::: 本文 :::

LSI(大規模集積回路)に代表される微細回路パターンを半導体基板(以下、単に基板と称する)上に形成するには、フォトリソグラフィーと呼ばれる技術が一般に用いられている。しかしながら、この方法では、形成するパターンの微細化にともない、装置の大型化やコストの増大を招いていた。
また、微細な成型物を得るために、加熱されて溶融した樹脂を、この樹脂のガラス転移温度以下に加熱された型に高速・高圧で流し込み、圧力をコントロールしながら凝固させて成型する射出成型も用いられている。しかしながら、この方法では、供給された樹脂が型に熱を奪われながら凝固するため、型の微細なパターンの中に樹脂が侵入し難く、微細な形状を形成することは困難であった。また、型を加熱し、微細なパターン内に樹脂が侵入するのを待った後、型を冷却し成型することも考えられる。しかしながら、射出成型では、型に樹脂を高圧で流し込む必要があるため、高圧に耐えられる大きな型が必要であり、型の熱容量が大きくなる結果、加熱・冷却に時間がかかるという問題があった。

::: 提供データ :::

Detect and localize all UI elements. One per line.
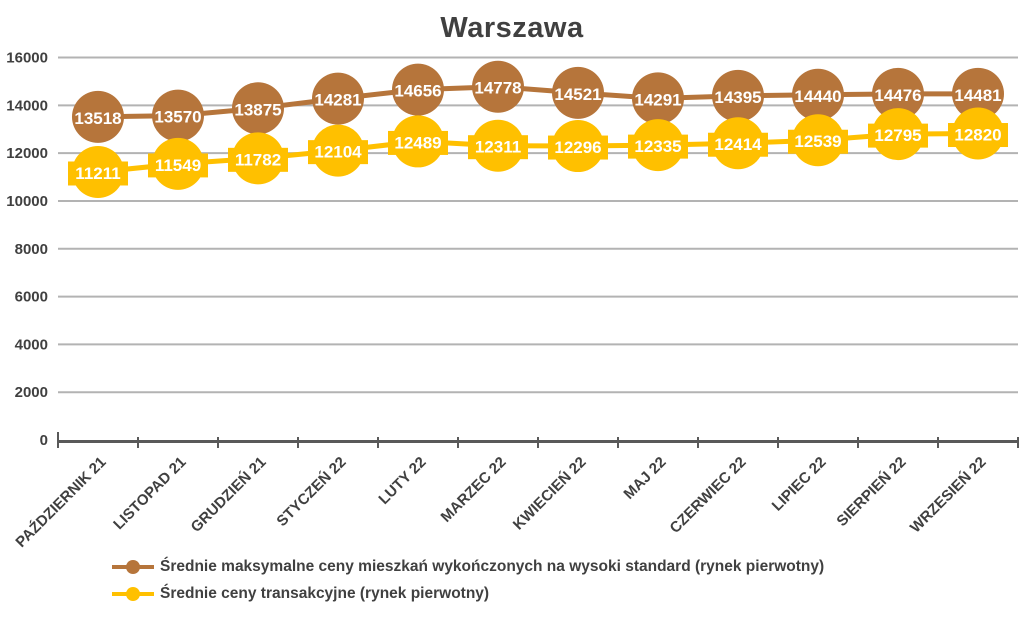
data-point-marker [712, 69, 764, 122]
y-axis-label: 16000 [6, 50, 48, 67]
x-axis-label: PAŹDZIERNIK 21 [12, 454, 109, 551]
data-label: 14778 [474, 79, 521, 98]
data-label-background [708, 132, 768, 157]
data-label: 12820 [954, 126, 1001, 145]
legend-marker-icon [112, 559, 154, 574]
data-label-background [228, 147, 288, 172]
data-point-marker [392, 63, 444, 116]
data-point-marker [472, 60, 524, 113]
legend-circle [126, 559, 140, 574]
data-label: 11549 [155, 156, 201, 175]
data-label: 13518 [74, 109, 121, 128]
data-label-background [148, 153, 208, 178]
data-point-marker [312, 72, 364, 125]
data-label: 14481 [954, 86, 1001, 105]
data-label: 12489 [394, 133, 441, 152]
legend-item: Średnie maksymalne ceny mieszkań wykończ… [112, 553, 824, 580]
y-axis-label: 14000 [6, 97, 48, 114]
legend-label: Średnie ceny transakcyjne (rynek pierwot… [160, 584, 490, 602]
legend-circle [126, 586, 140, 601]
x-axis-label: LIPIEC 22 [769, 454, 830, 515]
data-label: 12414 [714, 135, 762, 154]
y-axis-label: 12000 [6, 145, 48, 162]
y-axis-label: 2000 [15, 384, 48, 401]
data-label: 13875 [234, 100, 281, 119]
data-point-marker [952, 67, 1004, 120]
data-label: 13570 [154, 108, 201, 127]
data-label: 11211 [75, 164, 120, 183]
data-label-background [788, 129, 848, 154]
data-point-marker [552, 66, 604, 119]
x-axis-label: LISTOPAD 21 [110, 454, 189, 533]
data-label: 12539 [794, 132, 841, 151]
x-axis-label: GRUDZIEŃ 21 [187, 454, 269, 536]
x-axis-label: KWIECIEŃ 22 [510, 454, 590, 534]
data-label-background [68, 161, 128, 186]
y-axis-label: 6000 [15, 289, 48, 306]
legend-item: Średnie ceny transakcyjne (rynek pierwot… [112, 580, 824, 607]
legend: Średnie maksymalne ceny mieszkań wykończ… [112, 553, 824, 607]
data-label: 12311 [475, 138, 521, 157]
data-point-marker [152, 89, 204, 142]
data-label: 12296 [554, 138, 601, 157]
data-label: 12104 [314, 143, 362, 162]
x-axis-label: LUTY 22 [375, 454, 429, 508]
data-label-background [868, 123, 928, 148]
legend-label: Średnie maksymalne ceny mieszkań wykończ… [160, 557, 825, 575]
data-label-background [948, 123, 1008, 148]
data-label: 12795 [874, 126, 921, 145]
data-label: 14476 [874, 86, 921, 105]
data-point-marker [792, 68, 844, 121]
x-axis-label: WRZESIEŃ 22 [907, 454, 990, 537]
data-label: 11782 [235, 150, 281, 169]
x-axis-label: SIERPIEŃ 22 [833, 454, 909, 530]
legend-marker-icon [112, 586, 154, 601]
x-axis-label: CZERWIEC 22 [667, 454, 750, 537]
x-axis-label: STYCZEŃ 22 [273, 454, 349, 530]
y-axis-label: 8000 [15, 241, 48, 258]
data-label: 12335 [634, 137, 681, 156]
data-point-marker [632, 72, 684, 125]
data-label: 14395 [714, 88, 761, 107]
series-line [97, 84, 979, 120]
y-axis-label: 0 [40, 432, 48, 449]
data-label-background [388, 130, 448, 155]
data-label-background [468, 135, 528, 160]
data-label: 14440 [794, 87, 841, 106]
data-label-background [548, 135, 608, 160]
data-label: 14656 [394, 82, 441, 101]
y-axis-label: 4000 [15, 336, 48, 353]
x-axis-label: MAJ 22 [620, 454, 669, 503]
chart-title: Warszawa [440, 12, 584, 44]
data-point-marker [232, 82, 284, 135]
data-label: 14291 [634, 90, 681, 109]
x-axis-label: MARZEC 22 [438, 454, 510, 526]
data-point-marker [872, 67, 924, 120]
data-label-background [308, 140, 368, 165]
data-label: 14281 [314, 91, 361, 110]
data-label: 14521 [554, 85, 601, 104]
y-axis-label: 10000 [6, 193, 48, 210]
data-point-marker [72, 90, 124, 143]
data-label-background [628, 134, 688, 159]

:::
::: 提供データ :::

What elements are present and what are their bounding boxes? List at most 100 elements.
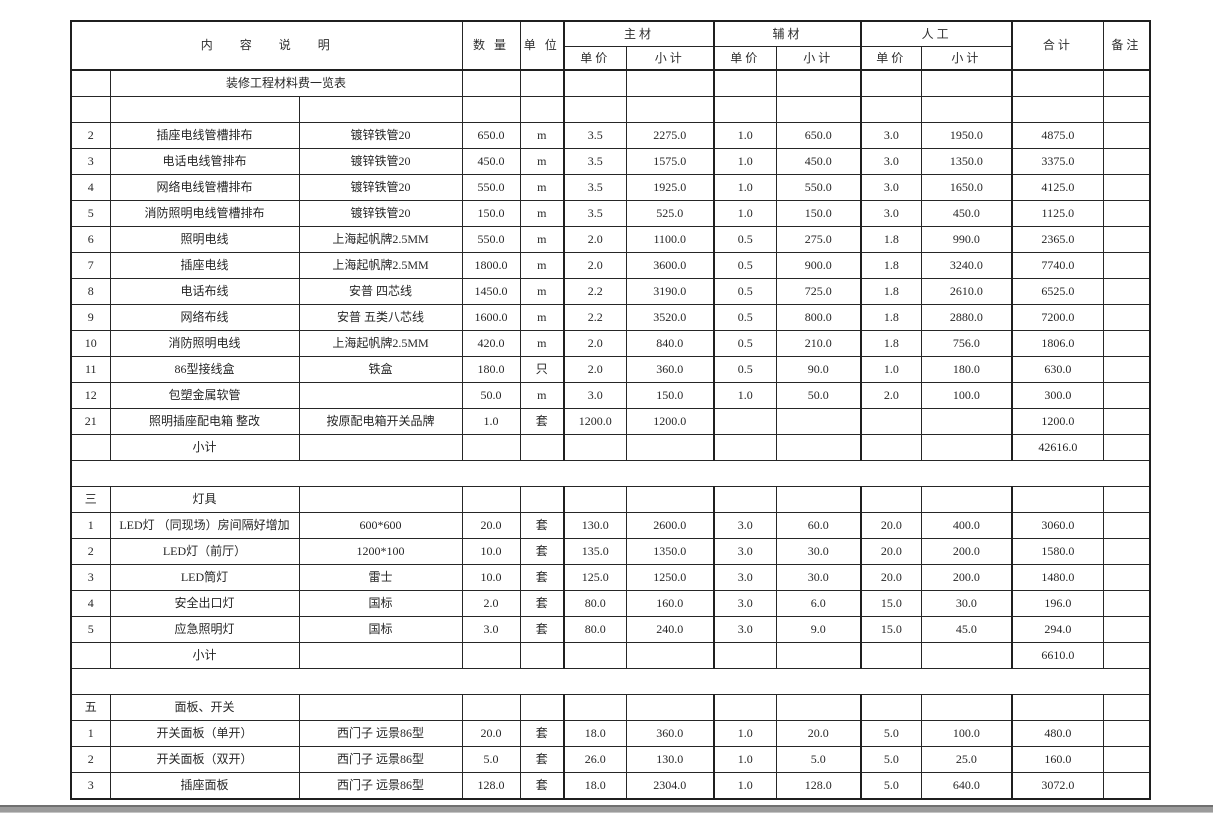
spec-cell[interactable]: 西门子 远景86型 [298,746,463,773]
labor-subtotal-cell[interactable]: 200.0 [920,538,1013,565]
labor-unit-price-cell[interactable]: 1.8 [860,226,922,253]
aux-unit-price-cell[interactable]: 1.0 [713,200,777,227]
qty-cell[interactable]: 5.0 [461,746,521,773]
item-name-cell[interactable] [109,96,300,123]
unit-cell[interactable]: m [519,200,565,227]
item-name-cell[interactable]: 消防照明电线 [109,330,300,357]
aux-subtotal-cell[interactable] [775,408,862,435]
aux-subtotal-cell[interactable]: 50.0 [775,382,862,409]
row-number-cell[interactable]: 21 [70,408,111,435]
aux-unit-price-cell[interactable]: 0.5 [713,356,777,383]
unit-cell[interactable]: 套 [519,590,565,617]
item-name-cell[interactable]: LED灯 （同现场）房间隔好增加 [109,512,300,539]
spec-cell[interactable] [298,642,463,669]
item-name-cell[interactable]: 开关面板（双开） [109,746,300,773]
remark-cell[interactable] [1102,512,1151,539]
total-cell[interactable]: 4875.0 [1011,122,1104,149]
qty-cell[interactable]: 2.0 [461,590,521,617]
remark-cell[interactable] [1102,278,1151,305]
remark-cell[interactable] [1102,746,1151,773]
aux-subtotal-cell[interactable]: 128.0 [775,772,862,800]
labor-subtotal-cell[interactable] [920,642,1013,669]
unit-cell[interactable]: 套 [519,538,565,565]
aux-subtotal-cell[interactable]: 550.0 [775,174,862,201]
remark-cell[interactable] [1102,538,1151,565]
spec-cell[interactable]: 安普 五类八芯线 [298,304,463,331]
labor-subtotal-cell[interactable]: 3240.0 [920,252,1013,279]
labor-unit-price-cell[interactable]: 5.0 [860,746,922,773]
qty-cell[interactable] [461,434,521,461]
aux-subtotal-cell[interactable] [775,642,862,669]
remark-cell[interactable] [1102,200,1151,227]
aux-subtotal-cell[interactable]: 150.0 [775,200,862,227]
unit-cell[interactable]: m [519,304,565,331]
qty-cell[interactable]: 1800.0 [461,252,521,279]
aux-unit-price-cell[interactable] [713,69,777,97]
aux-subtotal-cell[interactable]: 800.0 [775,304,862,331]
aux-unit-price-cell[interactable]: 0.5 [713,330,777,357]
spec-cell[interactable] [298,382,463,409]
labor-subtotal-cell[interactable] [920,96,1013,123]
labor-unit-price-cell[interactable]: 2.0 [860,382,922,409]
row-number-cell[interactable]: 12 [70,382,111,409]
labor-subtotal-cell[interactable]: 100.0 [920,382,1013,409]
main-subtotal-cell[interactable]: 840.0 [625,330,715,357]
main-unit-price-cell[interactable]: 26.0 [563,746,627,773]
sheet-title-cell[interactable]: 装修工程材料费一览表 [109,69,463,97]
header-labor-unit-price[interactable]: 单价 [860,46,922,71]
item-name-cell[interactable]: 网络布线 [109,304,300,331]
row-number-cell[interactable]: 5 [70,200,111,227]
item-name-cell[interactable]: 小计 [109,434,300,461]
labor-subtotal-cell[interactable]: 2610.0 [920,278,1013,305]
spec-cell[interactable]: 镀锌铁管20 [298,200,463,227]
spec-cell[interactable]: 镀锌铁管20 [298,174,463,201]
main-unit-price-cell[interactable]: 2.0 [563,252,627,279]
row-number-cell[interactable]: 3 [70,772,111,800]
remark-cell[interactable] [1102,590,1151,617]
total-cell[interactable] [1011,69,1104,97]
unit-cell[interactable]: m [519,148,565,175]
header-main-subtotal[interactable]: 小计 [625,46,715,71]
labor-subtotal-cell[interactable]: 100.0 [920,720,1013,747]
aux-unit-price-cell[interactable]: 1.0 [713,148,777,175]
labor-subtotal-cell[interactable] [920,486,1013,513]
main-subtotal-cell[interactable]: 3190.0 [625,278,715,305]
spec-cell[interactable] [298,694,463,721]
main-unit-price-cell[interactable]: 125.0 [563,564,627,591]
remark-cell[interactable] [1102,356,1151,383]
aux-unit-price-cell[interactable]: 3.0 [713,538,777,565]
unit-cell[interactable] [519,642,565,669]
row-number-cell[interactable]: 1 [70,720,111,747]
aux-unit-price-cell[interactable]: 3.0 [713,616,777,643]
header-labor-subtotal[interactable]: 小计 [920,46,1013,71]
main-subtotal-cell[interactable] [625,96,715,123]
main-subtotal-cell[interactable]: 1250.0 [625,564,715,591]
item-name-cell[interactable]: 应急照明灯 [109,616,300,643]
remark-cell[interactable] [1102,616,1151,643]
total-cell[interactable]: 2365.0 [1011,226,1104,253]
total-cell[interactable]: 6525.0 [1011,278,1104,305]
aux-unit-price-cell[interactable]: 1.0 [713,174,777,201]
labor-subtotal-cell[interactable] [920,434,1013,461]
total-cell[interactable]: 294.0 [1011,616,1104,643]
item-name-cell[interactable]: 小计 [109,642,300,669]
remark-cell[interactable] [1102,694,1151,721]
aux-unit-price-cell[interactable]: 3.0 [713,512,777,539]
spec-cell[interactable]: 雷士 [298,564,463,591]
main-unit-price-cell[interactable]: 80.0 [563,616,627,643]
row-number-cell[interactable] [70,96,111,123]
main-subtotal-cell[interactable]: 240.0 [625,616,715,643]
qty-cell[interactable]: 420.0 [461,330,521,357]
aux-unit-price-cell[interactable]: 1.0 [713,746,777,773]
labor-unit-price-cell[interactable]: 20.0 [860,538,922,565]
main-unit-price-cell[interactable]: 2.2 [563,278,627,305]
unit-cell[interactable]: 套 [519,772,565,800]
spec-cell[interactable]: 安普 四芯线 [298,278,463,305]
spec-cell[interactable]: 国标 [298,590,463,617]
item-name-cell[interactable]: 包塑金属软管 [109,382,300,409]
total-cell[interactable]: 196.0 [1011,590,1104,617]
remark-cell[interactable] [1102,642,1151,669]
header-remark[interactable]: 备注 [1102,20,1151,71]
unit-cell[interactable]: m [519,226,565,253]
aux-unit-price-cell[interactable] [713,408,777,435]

:::
::: 提供データ :::

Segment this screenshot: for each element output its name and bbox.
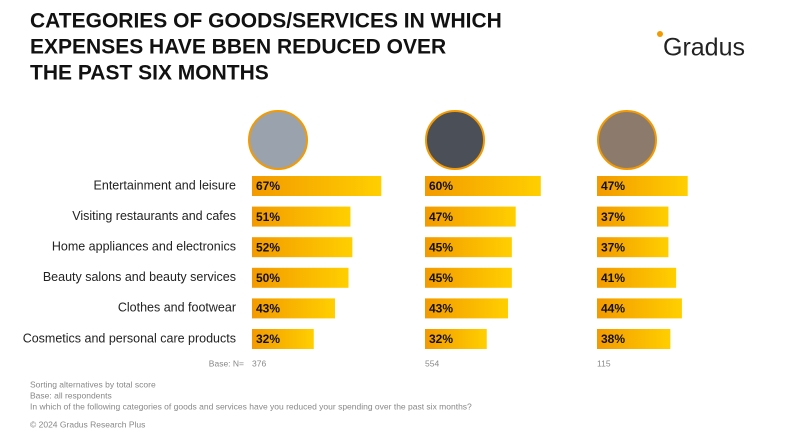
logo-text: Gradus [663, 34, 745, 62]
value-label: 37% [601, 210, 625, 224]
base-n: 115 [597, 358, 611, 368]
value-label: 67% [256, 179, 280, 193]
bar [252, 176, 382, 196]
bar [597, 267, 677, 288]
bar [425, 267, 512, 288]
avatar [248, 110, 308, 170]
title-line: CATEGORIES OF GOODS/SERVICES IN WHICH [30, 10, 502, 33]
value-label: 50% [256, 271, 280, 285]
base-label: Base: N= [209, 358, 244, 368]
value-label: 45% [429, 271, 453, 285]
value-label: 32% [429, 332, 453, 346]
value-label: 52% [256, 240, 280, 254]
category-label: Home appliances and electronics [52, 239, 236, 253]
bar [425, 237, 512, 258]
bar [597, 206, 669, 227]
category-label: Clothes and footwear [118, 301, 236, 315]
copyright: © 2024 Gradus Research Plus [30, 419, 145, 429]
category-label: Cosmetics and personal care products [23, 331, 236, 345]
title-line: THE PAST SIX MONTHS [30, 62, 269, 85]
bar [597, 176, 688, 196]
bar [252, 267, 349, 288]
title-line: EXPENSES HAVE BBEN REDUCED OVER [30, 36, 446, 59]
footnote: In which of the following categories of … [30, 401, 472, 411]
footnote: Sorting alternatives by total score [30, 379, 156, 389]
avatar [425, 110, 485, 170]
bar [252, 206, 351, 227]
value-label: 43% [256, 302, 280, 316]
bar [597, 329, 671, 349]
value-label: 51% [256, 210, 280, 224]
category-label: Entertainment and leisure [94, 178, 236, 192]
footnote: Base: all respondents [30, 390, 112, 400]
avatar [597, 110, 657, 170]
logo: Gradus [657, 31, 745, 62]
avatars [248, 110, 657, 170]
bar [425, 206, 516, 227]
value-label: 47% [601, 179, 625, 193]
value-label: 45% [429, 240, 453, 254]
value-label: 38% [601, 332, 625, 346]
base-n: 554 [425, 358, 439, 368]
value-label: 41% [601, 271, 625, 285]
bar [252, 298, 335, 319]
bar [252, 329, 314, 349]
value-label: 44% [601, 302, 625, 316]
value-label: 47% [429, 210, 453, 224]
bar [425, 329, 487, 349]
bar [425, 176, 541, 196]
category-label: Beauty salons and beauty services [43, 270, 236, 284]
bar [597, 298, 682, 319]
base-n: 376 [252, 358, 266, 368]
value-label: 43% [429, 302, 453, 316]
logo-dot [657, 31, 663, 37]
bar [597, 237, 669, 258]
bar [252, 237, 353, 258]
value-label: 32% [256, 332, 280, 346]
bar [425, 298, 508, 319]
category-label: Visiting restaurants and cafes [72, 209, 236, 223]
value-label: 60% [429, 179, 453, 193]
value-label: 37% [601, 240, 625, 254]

:::

課題 ->
- 1) 本文から、「また、微細な成型物を得るため」で始まり「がかかるという問題があった。」で終わる部分をそのまま引用してください。
- 2) データの行のうち、「spec-cell[interactable]: 西门子 远景86型」を含む行から「item-name-cell[interactable]: 消防照明电线 [109,330,300,357]」を含む行までを、「interactable」を「clickable」に置き換え、ほかは変えずに書き出すこと。

解答 ->
- 1)
また、微細な成型物を得るために、加熱されて溶融した樹脂を、この樹脂のガラス転移温度以下に加熱された型に高速・高圧で流し込み、圧力をコントロールしながら凝固させて成型する射出成型も用いられている。しかしながら、この方法では、供給された樹脂が型に熱を奪われながら凝固するため、型の微細なパターンの中に樹脂が侵入し難く、微細な形状を形成することは困難であった。また、型を加熱し、微細なパターン内に樹脂が侵入するのを待った後、型を冷却し成型することも考えられる。しかしながら、射出成型では、型に樹脂を高圧で流し込む必要があるため、高圧に耐えられる大きな型が必要であり、型の熱容量が大きくなる結果、加熱・冷却に時間がかかるという問題があった。

- 2)
spec-cell[clickable]: 西门子 远景86型 [298,746,463,773]
labor-subtotal-cell[clickable]: 200.0 [920,538,1013,565]
labor-unit-price-cell[clickable]: 1.8 [860,226,922,253]
aux-unit-price-cell[clickable]: 1.0 [713,200,777,227]
qty-cell[clickable]: 5.0 [461,746,521,773]
item-name-cell[clickable] [109,96,300,123]
unit-cell[clickable]: m [519,200,565,227]
item-name-cell[clickable]: 消防照明电线 [109,330,300,357]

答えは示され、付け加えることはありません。